== Given exercise ==
Print the data that follows exactly.

^^^^

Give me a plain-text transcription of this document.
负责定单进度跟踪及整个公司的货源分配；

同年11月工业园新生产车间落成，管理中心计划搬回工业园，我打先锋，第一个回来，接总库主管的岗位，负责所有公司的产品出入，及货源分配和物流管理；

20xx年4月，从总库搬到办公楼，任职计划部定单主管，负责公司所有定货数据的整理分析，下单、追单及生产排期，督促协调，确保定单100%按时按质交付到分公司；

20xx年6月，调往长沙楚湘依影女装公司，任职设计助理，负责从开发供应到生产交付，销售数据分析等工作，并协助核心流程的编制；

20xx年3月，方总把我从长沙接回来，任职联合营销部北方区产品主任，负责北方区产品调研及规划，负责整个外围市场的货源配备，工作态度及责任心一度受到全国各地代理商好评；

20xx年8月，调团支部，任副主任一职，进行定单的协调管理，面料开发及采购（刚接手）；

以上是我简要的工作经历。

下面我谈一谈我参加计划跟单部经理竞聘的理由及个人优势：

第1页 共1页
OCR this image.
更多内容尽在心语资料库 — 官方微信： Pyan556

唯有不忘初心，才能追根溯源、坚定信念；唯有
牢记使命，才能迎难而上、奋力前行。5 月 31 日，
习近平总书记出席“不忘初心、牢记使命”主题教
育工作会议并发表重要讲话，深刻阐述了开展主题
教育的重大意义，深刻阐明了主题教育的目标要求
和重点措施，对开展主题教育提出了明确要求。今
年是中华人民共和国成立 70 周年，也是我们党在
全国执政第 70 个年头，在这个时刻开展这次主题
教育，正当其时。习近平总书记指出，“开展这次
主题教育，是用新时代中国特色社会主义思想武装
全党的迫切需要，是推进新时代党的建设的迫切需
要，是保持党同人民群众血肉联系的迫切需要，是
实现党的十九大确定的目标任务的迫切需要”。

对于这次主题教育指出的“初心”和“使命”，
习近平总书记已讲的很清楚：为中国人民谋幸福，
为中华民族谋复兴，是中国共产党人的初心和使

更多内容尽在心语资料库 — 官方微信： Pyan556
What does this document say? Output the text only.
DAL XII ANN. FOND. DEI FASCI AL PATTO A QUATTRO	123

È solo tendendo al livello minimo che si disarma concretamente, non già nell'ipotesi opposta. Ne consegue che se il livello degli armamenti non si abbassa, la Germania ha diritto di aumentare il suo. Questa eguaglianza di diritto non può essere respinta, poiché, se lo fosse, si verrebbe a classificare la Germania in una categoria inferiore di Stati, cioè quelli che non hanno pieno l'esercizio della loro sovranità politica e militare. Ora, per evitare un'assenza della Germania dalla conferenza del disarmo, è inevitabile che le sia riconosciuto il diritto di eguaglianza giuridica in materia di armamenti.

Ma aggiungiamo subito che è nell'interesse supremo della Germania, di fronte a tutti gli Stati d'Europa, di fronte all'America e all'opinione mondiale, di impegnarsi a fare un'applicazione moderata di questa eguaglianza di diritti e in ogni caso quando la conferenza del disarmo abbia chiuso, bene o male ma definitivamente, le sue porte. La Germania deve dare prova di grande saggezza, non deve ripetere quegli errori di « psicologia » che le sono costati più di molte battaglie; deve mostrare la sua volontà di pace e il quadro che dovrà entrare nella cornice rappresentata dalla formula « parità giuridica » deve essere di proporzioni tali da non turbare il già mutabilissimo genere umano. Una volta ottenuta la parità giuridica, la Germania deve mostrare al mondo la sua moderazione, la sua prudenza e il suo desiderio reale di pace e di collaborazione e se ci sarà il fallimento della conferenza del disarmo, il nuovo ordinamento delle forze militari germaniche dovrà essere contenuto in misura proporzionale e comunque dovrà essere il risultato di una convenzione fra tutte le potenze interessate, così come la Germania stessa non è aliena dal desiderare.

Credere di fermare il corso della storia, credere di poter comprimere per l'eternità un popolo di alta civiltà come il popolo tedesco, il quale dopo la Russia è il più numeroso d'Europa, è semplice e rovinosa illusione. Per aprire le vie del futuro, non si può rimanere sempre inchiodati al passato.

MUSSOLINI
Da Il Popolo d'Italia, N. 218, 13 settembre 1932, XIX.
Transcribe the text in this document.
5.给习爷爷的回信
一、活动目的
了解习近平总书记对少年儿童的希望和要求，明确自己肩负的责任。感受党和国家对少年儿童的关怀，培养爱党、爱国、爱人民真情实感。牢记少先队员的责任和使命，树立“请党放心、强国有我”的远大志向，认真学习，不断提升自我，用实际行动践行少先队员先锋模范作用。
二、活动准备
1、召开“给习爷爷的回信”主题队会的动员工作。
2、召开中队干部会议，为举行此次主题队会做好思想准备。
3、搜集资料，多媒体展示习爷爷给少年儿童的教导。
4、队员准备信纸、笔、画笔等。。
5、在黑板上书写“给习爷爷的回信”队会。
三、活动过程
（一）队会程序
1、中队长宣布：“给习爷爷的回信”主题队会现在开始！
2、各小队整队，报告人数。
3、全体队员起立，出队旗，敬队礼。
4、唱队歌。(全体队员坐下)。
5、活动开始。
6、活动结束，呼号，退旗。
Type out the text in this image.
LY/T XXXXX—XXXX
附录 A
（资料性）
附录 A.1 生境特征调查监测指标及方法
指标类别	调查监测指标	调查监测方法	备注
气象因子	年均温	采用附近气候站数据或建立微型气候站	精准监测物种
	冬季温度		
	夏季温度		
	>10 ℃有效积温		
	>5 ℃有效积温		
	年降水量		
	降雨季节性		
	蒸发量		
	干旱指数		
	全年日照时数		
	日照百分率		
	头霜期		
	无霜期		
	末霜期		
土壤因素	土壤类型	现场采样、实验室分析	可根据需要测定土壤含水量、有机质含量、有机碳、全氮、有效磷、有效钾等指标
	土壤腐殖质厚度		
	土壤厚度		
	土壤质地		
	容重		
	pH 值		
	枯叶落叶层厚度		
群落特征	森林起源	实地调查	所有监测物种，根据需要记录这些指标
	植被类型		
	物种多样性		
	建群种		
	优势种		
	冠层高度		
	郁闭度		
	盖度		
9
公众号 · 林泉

^^^^

== Written solution ==
Give me a plain-text transcription of this document.
负责定单进度跟踪及整个公司的货源分配；

同年11月工业园新生产车间落成，管理中心计划搬回工业园，我打先锋，第一个回来，接总库主管的岗位，负责所有公司的产品出入，及货源分配和物流管理；

20xx年4月，从总库搬到办公楼，任职计划部定单主管，负责公司所有定货数据的整理分析，下单、追单及生产排期，督促协调，确保定单100%按时按质交付到分公司；

20xx年6月，调往长沙楚湘依影女装公司，任职设计助理，负责从开发供应到生产交付，销售数据分析等工作，并协助核心流程的编制；

20xx年3月，方总把我从长沙接回来，任职联合营销部北方区产品主任，负责北方区产品调研及规划，负责整个外围市场的货源配备，工作态度及责任心一度受到全国各地代理商好评；

20xx年8月，调团支部，任副主任一职，进行定单的协调管理，面料开发及采购（刚接手）；

以上是我简要的工作经历。

下面我谈一谈我参加计划跟单部经理竞聘的理由及个人优势：

第1页 共1页
OCR this image.
更多内容尽在心语资料库 — 官方微信： Pyan556

唯有不忘初心，才能追根溯源、坚定信念；唯有
牢记使命，才能迎难而上、奋力前行。5 月 31 日，
习近平总书记出席“不忘初心、牢记使命”主题教
育工作会议并发表重要讲话，深刻阐述了开展主题
教育的重大意义，深刻阐明了主题教育的目标要求
和重点措施，对开展主题教育提出了明确要求。今
年是中华人民共和国成立 70 周年，也是我们党在
全国执政第 70 个年头，在这个时刻开展这次主题
教育，正当其时。习近平总书记指出，“开展这次
主题教育，是用新时代中国特色社会主义思想武装
全党的迫切需要，是推进新时代党的建设的迫切需
要，是保持党同人民群众血肉联系的迫切需要，是
实现党的十九大确定的目标任务的迫切需要”。

对于这次主题教育指出的“初心”和“使命”，
习近平总书记已讲的很清楚：为中国人民谋幸福，
为中华民族谋复兴，是中国共产党人的初心和使

更多内容尽在心语资料库 — 官方微信： Pyan556
What does this document say? Output the text only.
DAL XII ANN. FOND. DEI FASCI AL PATTO A QUATTRO	123

È solo tendendo al livello minimo che si disarma concretamente, non già nell'ipotesi opposta. Ne consegue che se il livello degli armamenti non si abbassa, la Germania ha diritto di aumentare il suo. Questa eguaglianza di diritto non può essere respinta, poiché, se lo fosse, si verrebbe a classificare la Germania in una categoria inferiore di Stati, cioè quelli che non hanno pieno l'esercizio della loro sovranità politica e militare. Ora, per evitare un'assenza della Germania dalla conferenza del disarmo, è inevitabile che le sia riconosciuto il diritto di eguaglianza giuridica in materia di armamenti.

Ma aggiungiamo subito che è nell'interesse supremo della Germania, di fronte a tutti gli Stati d'Europa, di fronte all'America e all'opinione mondiale, di impegnarsi a fare un'applicazione moderata di questa eguaglianza di diritti e in ogni caso quando la conferenza del disarmo abbia chiuso, bene o male ma definitivamente, le sue porte. La Germania deve dare prova di grande saggezza, non deve ripetere quegli errori di « psicologia » che le sono costati più di molte battaglie; deve mostrare la sua volontà di pace e il quadro che dovrà entrare nella cornice rappresentata dalla formula « parità giuridica » deve essere di proporzioni tali da non turbare il già mutabilissimo genere umano. Una volta ottenuta la parità giuridica, la Germania deve mostrare al mondo la sua moderazione, la sua prudenza e il suo desiderio reale di pace e di collaborazione e se ci sarà il fallimento della conferenza del disarmo, il nuovo ordinamento delle forze militari germaniche dovrà essere contenuto in misura proporzionale e comunque dovrà essere il risultato di una convenzione fra tutte le potenze interessate, così come la Germania stessa non è aliena dal desiderare.

Credere di fermare il corso della storia, credere di poter comprimere per l'eternità un popolo di alta civiltà come il popolo tedesco, il quale dopo la Russia è il più numeroso d'Europa, è semplice e rovinosa illusione. Per aprire le vie del futuro, non si può rimanere sempre inchiodati al passato.

MUSSOLINI
Da Il Popolo d'Italia, N. 218, 13 settembre 1932, XIX.
Transcribe the text in this document.
5.给习爷爷的回信
一、活动目的
了解习近平总书记对少年儿童的希望和要求，明确自己肩负的责任。感受党和国家对少年儿童的关怀，培养爱党、爱国、爱人民真情实感。牢记少先队员的责任和使命，树立“请党放心、强国有我”的远大志向，认真学习，不断提升自我，用实际行动践行少先队员先锋模范作用。
二、活动准备
1、召开“给习爷爷的回信”主题队会的动员工作。
2、召开中队干部会议，为举行此次主题队会做好思想准备。
3、搜集资料，多媒体展示习爷爷给少年儿童的教导。
4、队员准备信纸、笔、画笔等。。
5、在黑板上书写“给习爷爷的回信”队会。
三、活动过程
（一）队会程序
1、中队长宣布：“给习爷爷的回信”主题队会现在开始！
2、各小队整队，报告人数。
3、全体队员起立，出队旗，敬队礼。
4、唱队歌。(全体队员坐下)。
5、活动开始。
6、活动结束，呼号，退旗。
Type out the text in this image.
LY/T XXXXX—XXXX
附录 A
（资料性）
附录 A.1 生境特征调查监测指标及方法
指标类别	调查监测指标	调查监测方法	备注
气象因子	年均温	采用附近气候站数据或建立微型气候站	精准监测物种
	冬季温度		
	夏季温度		
	>10 ℃有效积温		
	>5 ℃有效积温		
	年降水量		
	降雨季节性		
	蒸发量		
	干旱指数		
	全年日照时数		
	日照百分率		
	头霜期		
	无霜期		
	末霜期		
土壤因素	土壤类型	现场采样、实验室分析	可根据需要测定土壤含水量、有机质含量、有机碳、全氮、有效磷、有效钾等指标
	土壤腐殖质厚度		
	土壤厚度		
	土壤质地		
	容重		
	pH 值		
	枯叶落叶层厚度		
群落特征	森林起源	实地调查	所有监测物种，根据需要记录这些指标
	植被类型		
	物种多样性		
	建群种		
	优势种		
	冠层高度		
	郁闭度		
	盖度		
9
公众号 · 林泉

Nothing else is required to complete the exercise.